A block of data:
# # # #
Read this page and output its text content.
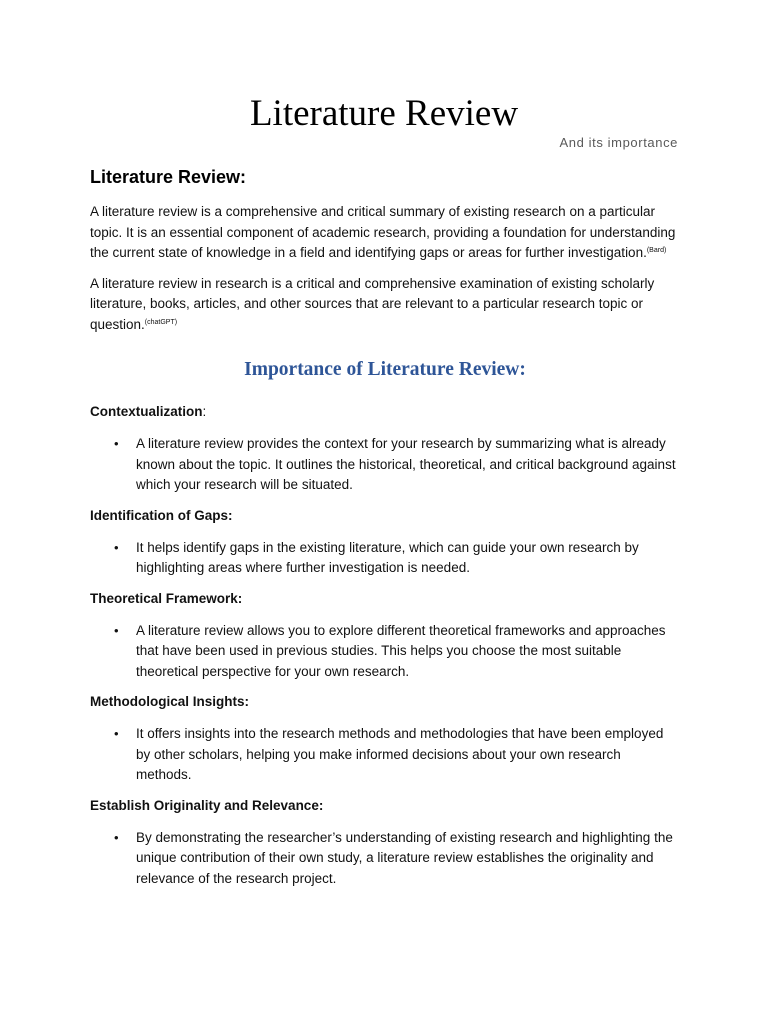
Literature Review
And its importance
Literature Review:

A literature review is a comprehensive and critical summary of existing research on a particular topic. It is an essential component of academic research, providing a foundation for understanding the current state of knowledge in a field and identifying gaps or areas for further investigation.$^{(Bard)}$

A literature review in research is a critical and comprehensive examination of existing scholarly literature, books, articles, and other sources that are relevant to a particular research topic or question.$^{(chatGPT)}$

Importance of Literature Review:
Contextualization:
• A literature review provides the context for your research by summarizing what is already known about the topic. It outlines the historical, theoretical, and critical background against which your research will be situated.
Identification of Gaps:
• It helps identify gaps in the existing literature, which can guide your own research by highlighting areas where further investigation is needed.
Theoretical Framework:
• A literature review allows you to explore different theoretical frameworks and approaches that have been used in previous studies. This helps you choose the most suitable theoretical perspective for your own research.
Methodological Insights:
• It offers insights into the research methods and methodologies that have been employed by other scholars, helping you make informed decisions about your own research methods.
Establish Originality and Relevance:
• By demonstrating the researcher’s understanding of existing research and highlighting the unique contribution of their own study, a literature review establishes the originality and relevance of the research project.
# # # #
▶ What to produce: Exclude the pictures and repeat every other part of the records word for word.

▶ In response:
Read this page and output its text content.
Literature Review
And its importance
Literature Review:

A literature review is a comprehensive and critical summary of existing research on a particular topic. It is an essential component of academic research, providing a foundation for understanding the current state of knowledge in a field and identifying gaps or areas for further investigation.$^{(Bard)}$

A literature review in research is a critical and comprehensive examination of existing scholarly literature, books, articles, and other sources that are relevant to a particular research topic or question.$^{(chatGPT)}$

Importance of Literature Review:
Contextualization:
• A literature review provides the context for your research by summarizing what is already known about the topic. It outlines the historical, theoretical, and critical background against which your research will be situated.
Identification of Gaps:
• It helps identify gaps in the existing literature, which can guide your own research by highlighting areas where further investigation is needed.
Theoretical Framework:
• A literature review allows you to explore different theoretical frameworks and approaches that have been used in previous studies. This helps you choose the most suitable theoretical perspective for your own research.
Methodological Insights:
• It offers insights into the research methods and methodologies that have been employed by other scholars, helping you make informed decisions about your own research methods.
Establish Originality and Relevance:
• By demonstrating the researcher’s understanding of existing research and highlighting the unique contribution of their own study, a literature review establishes the originality and relevance of the research project.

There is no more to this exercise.